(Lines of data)
>> START
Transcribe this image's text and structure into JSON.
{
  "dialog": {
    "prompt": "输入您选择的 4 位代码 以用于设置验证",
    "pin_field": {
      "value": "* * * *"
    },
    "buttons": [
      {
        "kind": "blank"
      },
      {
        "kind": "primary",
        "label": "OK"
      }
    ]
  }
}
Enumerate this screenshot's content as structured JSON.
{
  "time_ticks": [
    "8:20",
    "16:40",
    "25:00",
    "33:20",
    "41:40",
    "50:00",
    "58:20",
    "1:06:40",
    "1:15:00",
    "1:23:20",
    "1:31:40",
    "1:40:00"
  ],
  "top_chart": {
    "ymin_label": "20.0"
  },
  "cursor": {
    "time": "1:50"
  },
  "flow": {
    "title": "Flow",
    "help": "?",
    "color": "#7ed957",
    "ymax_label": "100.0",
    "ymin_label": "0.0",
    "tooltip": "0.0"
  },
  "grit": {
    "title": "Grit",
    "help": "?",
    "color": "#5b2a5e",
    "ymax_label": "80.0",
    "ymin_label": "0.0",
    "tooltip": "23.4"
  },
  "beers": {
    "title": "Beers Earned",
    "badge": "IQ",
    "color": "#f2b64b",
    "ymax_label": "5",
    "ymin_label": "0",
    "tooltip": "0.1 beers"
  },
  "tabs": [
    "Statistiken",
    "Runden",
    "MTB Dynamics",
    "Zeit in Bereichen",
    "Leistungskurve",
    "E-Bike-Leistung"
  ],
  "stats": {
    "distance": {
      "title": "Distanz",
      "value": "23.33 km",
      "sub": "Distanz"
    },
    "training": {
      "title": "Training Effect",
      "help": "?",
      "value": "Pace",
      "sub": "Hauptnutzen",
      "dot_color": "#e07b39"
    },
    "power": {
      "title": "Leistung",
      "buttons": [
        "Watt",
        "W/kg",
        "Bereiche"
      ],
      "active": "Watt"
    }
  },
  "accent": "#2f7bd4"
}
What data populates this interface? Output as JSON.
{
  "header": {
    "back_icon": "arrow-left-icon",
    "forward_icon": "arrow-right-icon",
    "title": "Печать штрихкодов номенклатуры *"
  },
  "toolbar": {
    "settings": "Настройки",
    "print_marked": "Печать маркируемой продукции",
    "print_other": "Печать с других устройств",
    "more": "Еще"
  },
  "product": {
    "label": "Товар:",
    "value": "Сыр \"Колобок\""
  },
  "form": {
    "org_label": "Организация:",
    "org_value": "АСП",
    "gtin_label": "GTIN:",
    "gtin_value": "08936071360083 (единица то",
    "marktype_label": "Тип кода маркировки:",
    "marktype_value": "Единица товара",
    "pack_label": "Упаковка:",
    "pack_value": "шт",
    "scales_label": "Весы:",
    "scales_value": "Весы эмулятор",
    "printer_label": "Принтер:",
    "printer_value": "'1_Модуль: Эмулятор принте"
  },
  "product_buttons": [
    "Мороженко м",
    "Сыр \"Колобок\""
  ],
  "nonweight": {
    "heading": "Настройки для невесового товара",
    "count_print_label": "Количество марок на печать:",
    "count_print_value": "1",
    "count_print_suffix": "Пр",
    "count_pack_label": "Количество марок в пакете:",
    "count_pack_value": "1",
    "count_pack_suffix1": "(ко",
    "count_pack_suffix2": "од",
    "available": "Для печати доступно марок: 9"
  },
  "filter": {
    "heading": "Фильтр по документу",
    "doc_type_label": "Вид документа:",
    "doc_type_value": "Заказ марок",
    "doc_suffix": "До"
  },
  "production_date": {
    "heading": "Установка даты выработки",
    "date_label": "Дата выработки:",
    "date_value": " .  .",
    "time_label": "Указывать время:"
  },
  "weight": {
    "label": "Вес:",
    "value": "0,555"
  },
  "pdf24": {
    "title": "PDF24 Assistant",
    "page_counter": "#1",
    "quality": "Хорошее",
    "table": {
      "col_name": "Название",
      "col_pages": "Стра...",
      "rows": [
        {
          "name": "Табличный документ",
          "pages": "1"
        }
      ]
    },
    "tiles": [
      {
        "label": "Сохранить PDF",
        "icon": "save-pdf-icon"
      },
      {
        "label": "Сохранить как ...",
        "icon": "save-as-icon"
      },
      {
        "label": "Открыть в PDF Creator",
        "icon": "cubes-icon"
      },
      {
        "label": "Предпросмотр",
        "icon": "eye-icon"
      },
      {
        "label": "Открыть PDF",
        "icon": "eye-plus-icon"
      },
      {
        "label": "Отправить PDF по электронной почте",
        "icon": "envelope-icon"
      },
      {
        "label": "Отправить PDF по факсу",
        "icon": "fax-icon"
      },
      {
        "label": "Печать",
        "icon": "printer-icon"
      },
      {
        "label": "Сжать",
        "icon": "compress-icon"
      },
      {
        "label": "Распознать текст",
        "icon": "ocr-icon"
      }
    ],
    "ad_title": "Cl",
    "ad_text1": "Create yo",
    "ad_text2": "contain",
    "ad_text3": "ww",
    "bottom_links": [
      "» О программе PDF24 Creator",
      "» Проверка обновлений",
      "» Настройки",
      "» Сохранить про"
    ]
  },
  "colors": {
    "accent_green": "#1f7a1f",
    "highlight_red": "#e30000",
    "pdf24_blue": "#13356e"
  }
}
>> END
> Your objective: Extract every line from the records above that contains the word "Весы".

> Worked answer:
    "scales_label": "Весы:",
    "scales_value": "Весы эмулятор",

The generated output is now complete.